◆ REQUEST:
Wherever the string "MSMerge" occurs in a line of these records, report that line.

Stored data entries:
►

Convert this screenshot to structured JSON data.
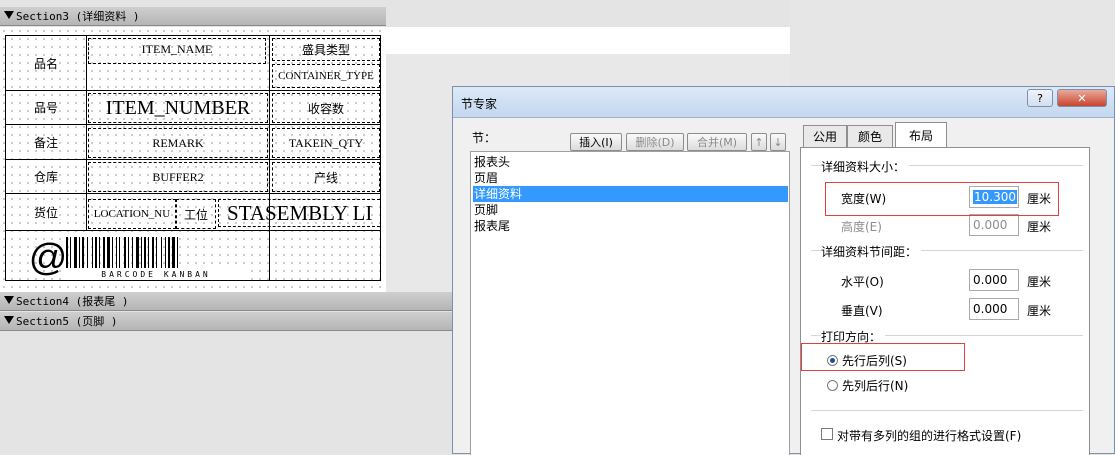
{
  "designer": {
    "sections": {
      "section3": "Section3 (详细资料  )",
      "section4": "Section4 (报表尾  )",
      "section5": "Section5 (页脚  )"
    },
    "labels": {
      "item_name_label": "品名",
      "item_number_label": "品号",
      "remark_label": "备注",
      "warehouse_label": "仓库",
      "location_label": "货位",
      "container_type_label": "盛具类型",
      "capacity_label": "收容数",
      "production_line_label": "产线",
      "station_label": "工位"
    },
    "fields": {
      "item_name": "ITEM_NAME",
      "container_type": "CONTAINER_TYPE",
      "item_number": "ITEM_NUMBER",
      "remark": "REMARK",
      "takein_qty": "TAKEIN_QTY",
      "buffer": "BUFFER2",
      "location": "LOCATION_NU",
      "assembly": "STASEMBLY LI",
      "barcode_symbol": "@",
      "barcode_text": "BARCODE  KANBAN"
    }
  },
  "dialog": {
    "title": "节专家",
    "help_button": "?",
    "close_button": "✕",
    "section_list_label": "节：",
    "buttons": {
      "insert": "插入(I)",
      "delete": "删除(D)",
      "merge": "合并(M)",
      "up": "↑",
      "down": "↓"
    },
    "section_items": [
      "报表头",
      "页眉",
      "详细资料",
      "页脚",
      "报表尾"
    ],
    "selected_index": 2,
    "tabs": [
      "公用",
      "颜色",
      "布局"
    ],
    "active_tab": "布局",
    "detail_size": {
      "title": "详细资料大小：",
      "width_label": "宽度(W)",
      "width_value": "10.300",
      "height_label": "高度(E)",
      "height_value": "0.000",
      "unit": "厘米"
    },
    "spacing": {
      "title": "详细资料节间距：",
      "horizontal_label": "水平(O)",
      "horizontal_value": "0.000",
      "vertical_label": "垂直(V)",
      "vertical_value": "0.000",
      "unit": "厘米"
    },
    "print_direction": {
      "title": "打印方向：",
      "option_row_first": "先行后列(S)",
      "option_col_first": "先列后行(N)",
      "selected": "先行后列(S)"
    },
    "multi_column_checkbox": "对带有多列的组的进行格式设置(F)"
  }
}
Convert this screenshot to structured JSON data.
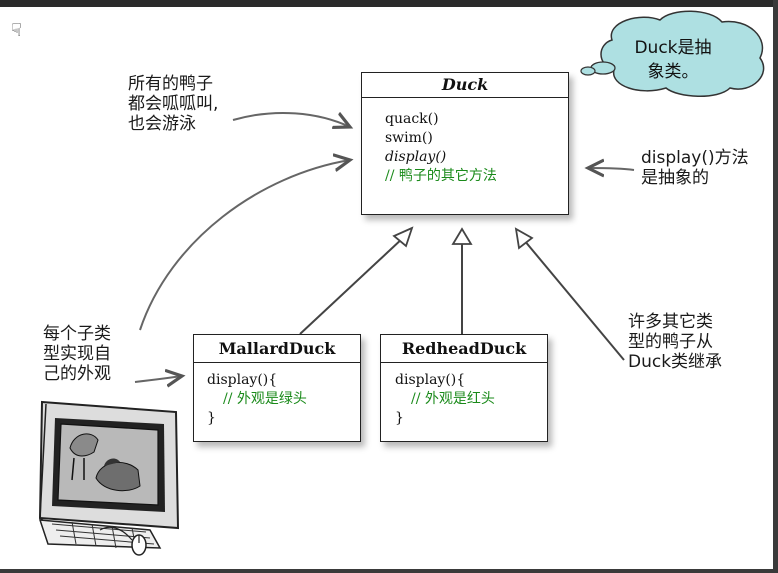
{
  "classes": {
    "duck": {
      "name": "Duck",
      "methods": [
        "quack()",
        "swim()",
        "display()"
      ],
      "comment": "// 鸭子的其它方法"
    },
    "mallard": {
      "name": "MallardDuck",
      "lines": [
        "display(){",
        "// 外观是绿头",
        "}"
      ]
    },
    "redhead": {
      "name": "RedheadDuck",
      "lines": [
        "display(){",
        "// 外观是红头",
        "}"
      ]
    }
  },
  "notes": {
    "cloud": "Duck是抽象类。",
    "all_ducks": [
      "所有的鸭子",
      "都会呱呱叫,",
      "也会游泳"
    ],
    "display_abstract": [
      "display()方法",
      "是抽象的"
    ],
    "each_subclass": [
      "每个子类",
      "型实现自",
      "己的外观"
    ],
    "many_ducks": [
      "许多其它类",
      "型的鸭子从",
      "Duck类继承"
    ]
  },
  "colors": {
    "comment": "#1a8a1a",
    "cloud_fill": "#aee0e2",
    "border": "#222222"
  }
}
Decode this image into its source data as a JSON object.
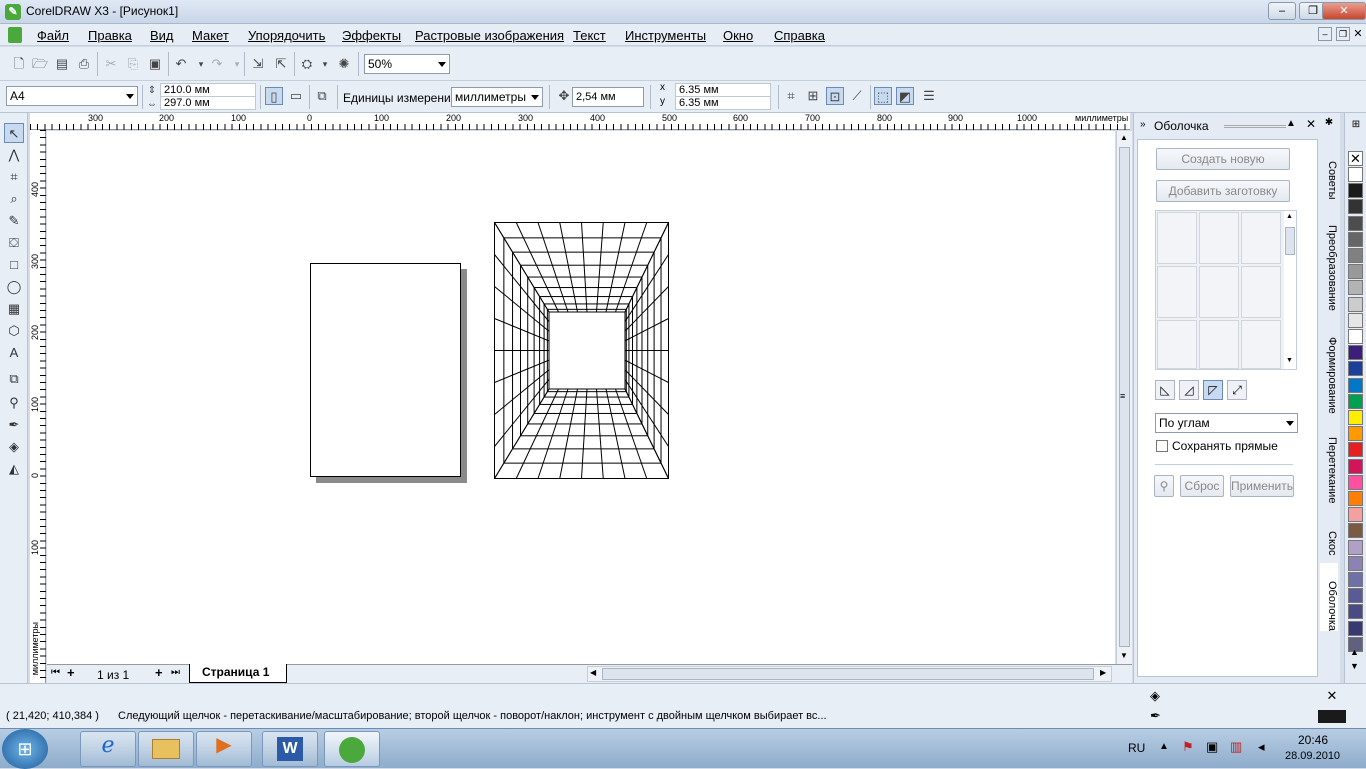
{
  "window": {
    "title": "CorelDRAW X3 - [Рисунок1]",
    "minimize": "–",
    "restore": "❐",
    "close": "✕"
  },
  "menu": [
    "Файл",
    "Правка",
    "Вид",
    "Макет",
    "Упорядочить",
    "Эффекты",
    "Растровые изображения",
    "Текст",
    "Инструменты",
    "Окно",
    "Справка"
  ],
  "toolbar": {
    "zoom": "50%"
  },
  "property_bar": {
    "page_size": "A4",
    "width": "210.0 мм",
    "height": "297.0 мм",
    "units_label": "Единицы измерения:",
    "units_value": "миллиметры",
    "nudge": "2,54 мм",
    "dup_x": "6.35 мм",
    "dup_y": "6.35 мм",
    "x_label": "x",
    "y_label": "y"
  },
  "ruler": {
    "top_ticks": [
      "300",
      "200",
      "100",
      "0",
      "100",
      "200",
      "300",
      "400",
      "500",
      "600",
      "700",
      "800",
      "900",
      "1000"
    ],
    "top_unit": "миллиметры",
    "left_ticks": [
      "400",
      "300",
      "200",
      "100",
      "0",
      "100"
    ],
    "left_unit": "миллиметры"
  },
  "page_nav": {
    "counter": "1 из 1",
    "tab": "Страница 1"
  },
  "docker": {
    "title": "Оболочка",
    "btn_new": "Создать новую",
    "btn_preset": "Добавить заготовку",
    "mode_value": "По углам",
    "keep_lines": "Сохранять прямые",
    "btn_reset": "Сброс",
    "btn_apply": "Применить"
  },
  "docker_tabs": [
    "Советы",
    "Преобразование",
    "Формирование",
    "Перетекание",
    "Скос",
    "Оболочка"
  ],
  "palette": [
    "#ffffff",
    "#1a1a1a",
    "#333333",
    "#4d4d4d",
    "#666666",
    "#808080",
    "#999999",
    "#b3b3b3",
    "#cccccc",
    "#e6e6e6",
    "#ffffff",
    "#3c1f7a",
    "#1c3f9a",
    "#0077c8",
    "#00a050",
    "#ffee00",
    "#ff9900",
    "#e62020",
    "#d4145a",
    "#ff4fa0",
    "#ff8000",
    "#f5a0a0",
    "#7a5a40",
    "#b0a0c8",
    "#8c82b4",
    "#7070a8",
    "#5a5a96",
    "#4a4a84",
    "#383872",
    "#606080"
  ],
  "status": {
    "coords": "( 21,420; 410,384 )",
    "message": "Следующий щелчок - перетаскивание/масштабирование; второй щелчок - поворот/наклон; инструмент с двойным щелчком выбирает вс..."
  },
  "taskbar": {
    "lang": "RU",
    "time": "20:46",
    "date": "28.09.2010"
  }
}
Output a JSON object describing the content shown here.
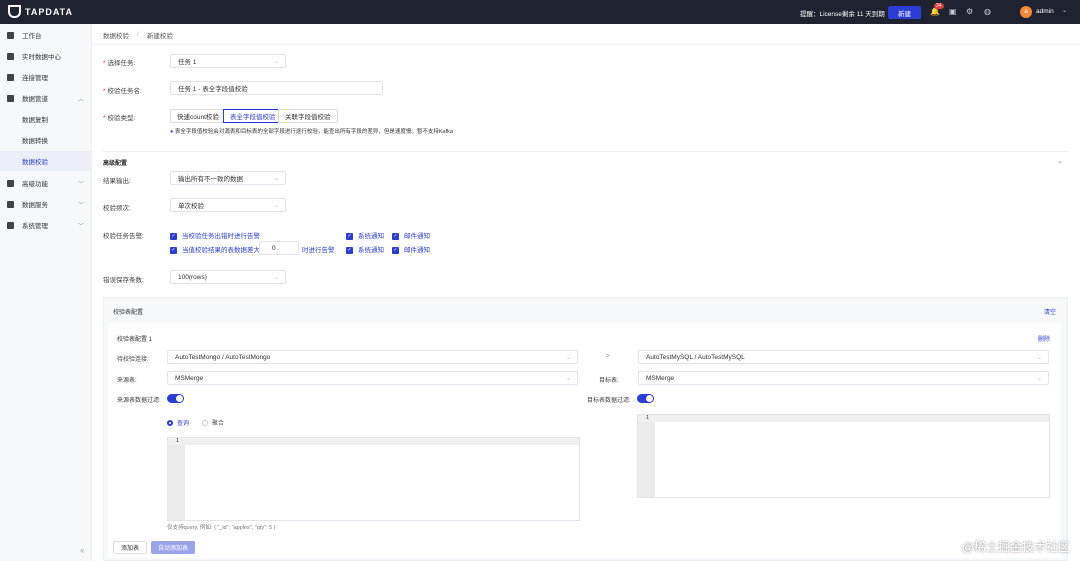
{
  "header": {
    "logo": "TAPDATA",
    "license": "提醒：License剩余 11 天到期",
    "new_button": "新建",
    "badge_count": "34",
    "user": "admin",
    "avatar_letter": "a"
  },
  "sidebar": {
    "items": [
      {
        "label": "工作台"
      },
      {
        "label": "实时数据中心"
      },
      {
        "label": "连接管理"
      },
      {
        "label": "数据管道"
      },
      {
        "label": "数据复制"
      },
      {
        "label": "数据转换"
      },
      {
        "label": "数据校验"
      },
      {
        "label": "高级功能"
      },
      {
        "label": "数据服务"
      },
      {
        "label": "系统管理"
      }
    ]
  },
  "breadcrumb": [
    "数据校验",
    "新建校验"
  ],
  "form": {
    "task_label": "选择任务:",
    "task_value": "任务 1",
    "name_label": "校验任务名:",
    "name_value": "任务 1 - 表全字段值校验",
    "type_label": "校验类型:",
    "types": [
      "快速count校验",
      "表全字段值校验",
      "关联字段值校验"
    ],
    "type_hint": "表全字段值校验会对源表和目标表的全部字段进行逐行校验，能查出所有字段的差异，但是速度慢。暂不支持Kafka",
    "advanced_title": "高级配置",
    "output_label": "结果输出:",
    "output_value": "输出所有不一致的数据",
    "freq_label": "校验频次:",
    "freq_value": "单次校验",
    "alarm_label": "校验任务告警:",
    "alarm1": "当校验任务出错时进行告警",
    "alarm2_pre": "当值校验结果的表数据差大于",
    "alarm2_value": "0",
    "alarm2_post": "时进行告警",
    "sys_notify": "系统通知",
    "mail_notify": "邮件通知",
    "errors_label": "错误保存条数:",
    "errors_value": "100(rows)"
  },
  "panel": {
    "title": "校验表配置",
    "clear": "清空",
    "card_title": "校验表配置 1",
    "delete": "删除",
    "conn_label": "待校验连接:",
    "source_conn": "AutoTestMongo / AutoTestMongo",
    "arrow": ">",
    "target_conn": "AutoTestMySQL / AutoTestMySQL",
    "source_table_label": "来源表:",
    "source_table": "MSMerge",
    "target_table_label": "目标表:",
    "target_table": "MSMerge",
    "source_filter_label": "来源表数据过滤:",
    "target_filter_label": "目标表数据过滤:",
    "radio_query": "查询",
    "radio_agg": "聚合",
    "line_no": "1",
    "hint": "仅支持query, 例如: { \"_id\": \"apples\", \"qty\": 5 }",
    "add_table": "添加表",
    "auto_add": "自动添加表"
  },
  "watermark": "@稀土掘金技术社区"
}
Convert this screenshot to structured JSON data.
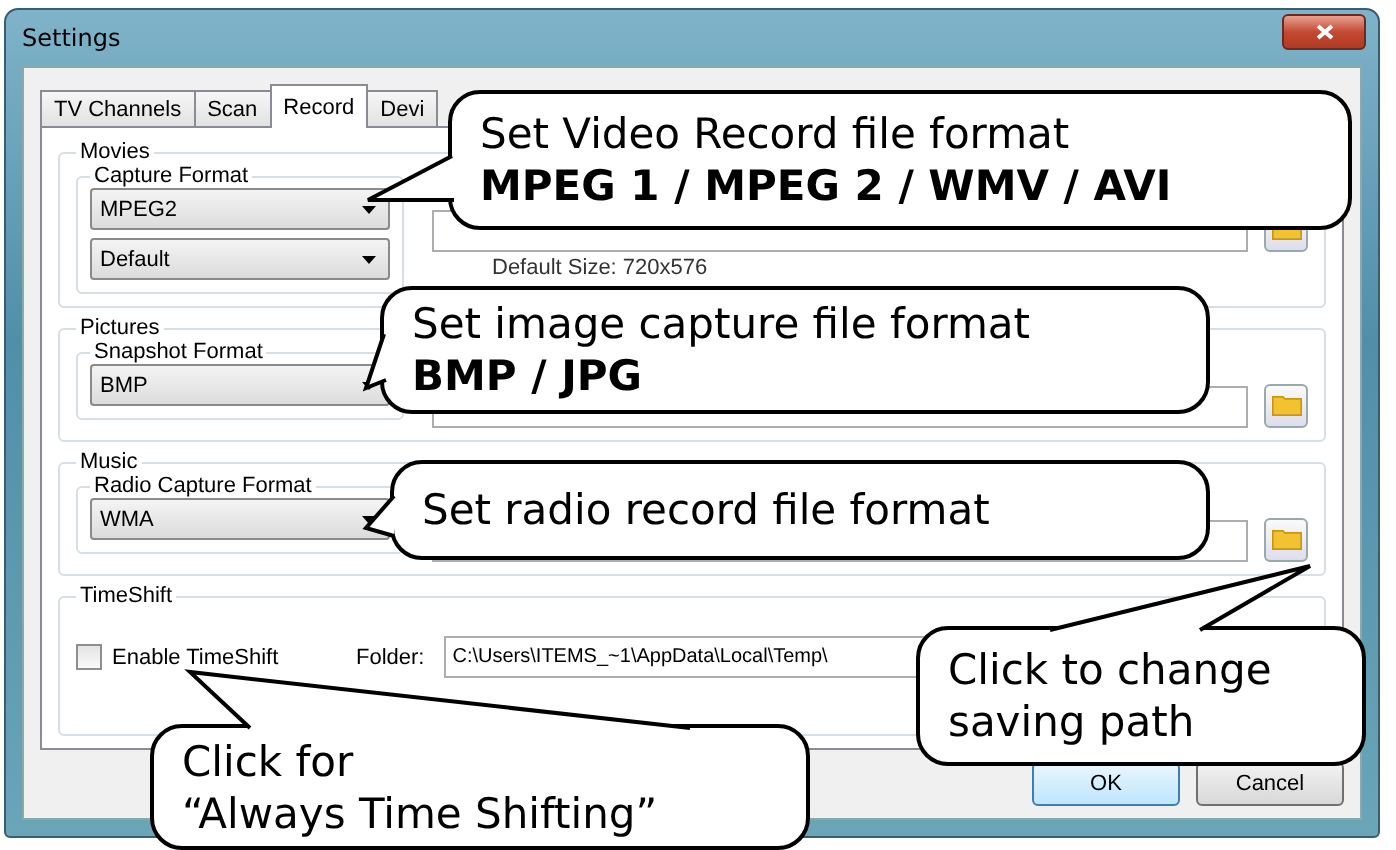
{
  "window": {
    "title": "Settings"
  },
  "tabs": [
    {
      "label": "TV Channels",
      "selected": false
    },
    {
      "label": "Scan",
      "selected": false
    },
    {
      "label": "Record",
      "selected": true
    },
    {
      "label": "Devi",
      "selected": false
    }
  ],
  "groups": [
    {
      "title": "Movies",
      "format_group": "Capture Format",
      "dropdowns": [
        "MPEG2",
        "Default"
      ],
      "note": "Default Size: 720x576"
    },
    {
      "title": "Pictures",
      "format_group": "Snapshot Format",
      "dropdowns": [
        "BMP"
      ]
    },
    {
      "title": "Music",
      "format_group": "Radio Capture Format",
      "dropdowns": [
        "WMA"
      ]
    }
  ],
  "timeshift": {
    "title": "TimeShift",
    "checkbox": {
      "label": "Enable TimeShift",
      "checked": false
    },
    "folder_label": "Folder:",
    "folder": "C:\\Users\\ITEMS_~1\\AppData\\Local\\Temp\\"
  },
  "buttons": [
    "OK",
    "Cancel"
  ],
  "callouts": [
    {
      "lines": [
        "Set Video Record file format"
      ],
      "formats": "MPEG 1 / MPEG 2 / WMV / AVI"
    },
    {
      "lines": [
        "Set image capture file format"
      ],
      "formats": "BMP / JPG"
    },
    {
      "lines": [
        "Set radio record file format"
      ]
    },
    {
      "lines": [
        "Click to change",
        "saving path"
      ]
    },
    {
      "lines": [
        "Click for",
        "“Always Time Shifting”"
      ]
    }
  ]
}
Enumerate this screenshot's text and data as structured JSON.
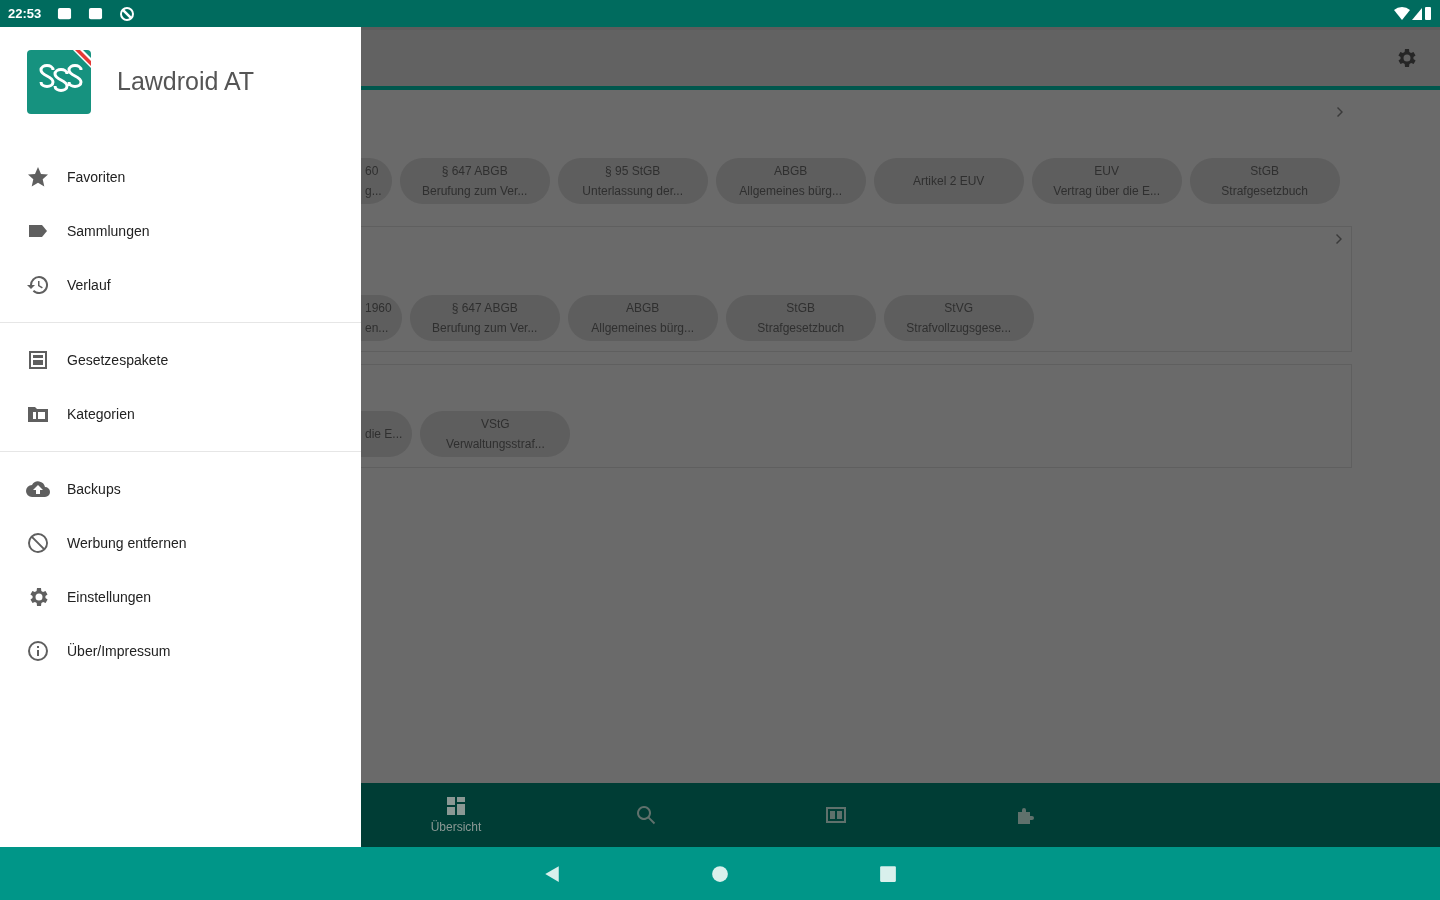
{
  "status_bar": {
    "time": "22:53"
  },
  "drawer": {
    "app_name": "Lawdroid AT",
    "groups": [
      [
        {
          "kind": "star",
          "label": "Favoriten"
        },
        {
          "kind": "tag",
          "label": "Sammlungen"
        },
        {
          "kind": "history",
          "label": "Verlauf"
        }
      ],
      [
        {
          "kind": "package",
          "label": "Gesetzespakete"
        },
        {
          "kind": "folder",
          "label": "Kategorien"
        }
      ],
      [
        {
          "kind": "cloud",
          "label": "Backups"
        },
        {
          "kind": "block",
          "label": "Werbung entfernen"
        },
        {
          "kind": "gear",
          "label": "Einstellungen"
        },
        {
          "kind": "info",
          "label": "Über/Impressum"
        }
      ]
    ]
  },
  "sections": [
    {
      "chevron": true,
      "carded": false,
      "chips": [
        {
          "title": "60",
          "subtitle": "g...",
          "partial": true
        },
        {
          "title": "§ 647 ABGB",
          "subtitle": "Berufung zum Ver...",
          "partial": false
        },
        {
          "title": "§ 95 StGB",
          "subtitle": "Unterlassung der...",
          "partial": false
        },
        {
          "title": "ABGB",
          "subtitle": "Allgemeines bürg...",
          "partial": false
        },
        {
          "title": "Artikel 2 EUV",
          "partial": false
        },
        {
          "title": "EUV",
          "subtitle": "Vertrag über die E...",
          "partial": false
        },
        {
          "title": "StGB",
          "subtitle": "Strafgesetzbuch",
          "partial": false
        }
      ]
    },
    {
      "chevron": true,
      "carded": true,
      "chips": [
        {
          "title": "1960",
          "subtitle": "en...",
          "partial": true
        },
        {
          "title": "§ 647 ABGB",
          "subtitle": "Berufung zum Ver...",
          "partial": false
        },
        {
          "title": "ABGB",
          "subtitle": "Allgemeines bürg...",
          "partial": false
        },
        {
          "title": "StGB",
          "subtitle": "Strafgesetzbuch",
          "partial": false
        },
        {
          "title": "StVG",
          "subtitle": "Strafvollzugsgese...",
          "partial": false
        }
      ]
    },
    {
      "chevron": false,
      "carded": true,
      "chips": [
        {
          "subtitle": "die E...",
          "partial": true
        },
        {
          "title": "VStG",
          "subtitle": "Verwaltungsstraf...",
          "partial": false
        }
      ]
    }
  ],
  "bottom_nav": [
    {
      "kind": "overview",
      "label": "Übersicht",
      "selected": true
    },
    {
      "kind": "search",
      "selected": false
    },
    {
      "kind": "book",
      "selected": false
    },
    {
      "kind": "puzzle",
      "selected": false
    }
  ]
}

◄

◆ ANSWER FOR THIS EXERCISE:
    "source_table": "MSMerge",
    "target_table": "MSMerge",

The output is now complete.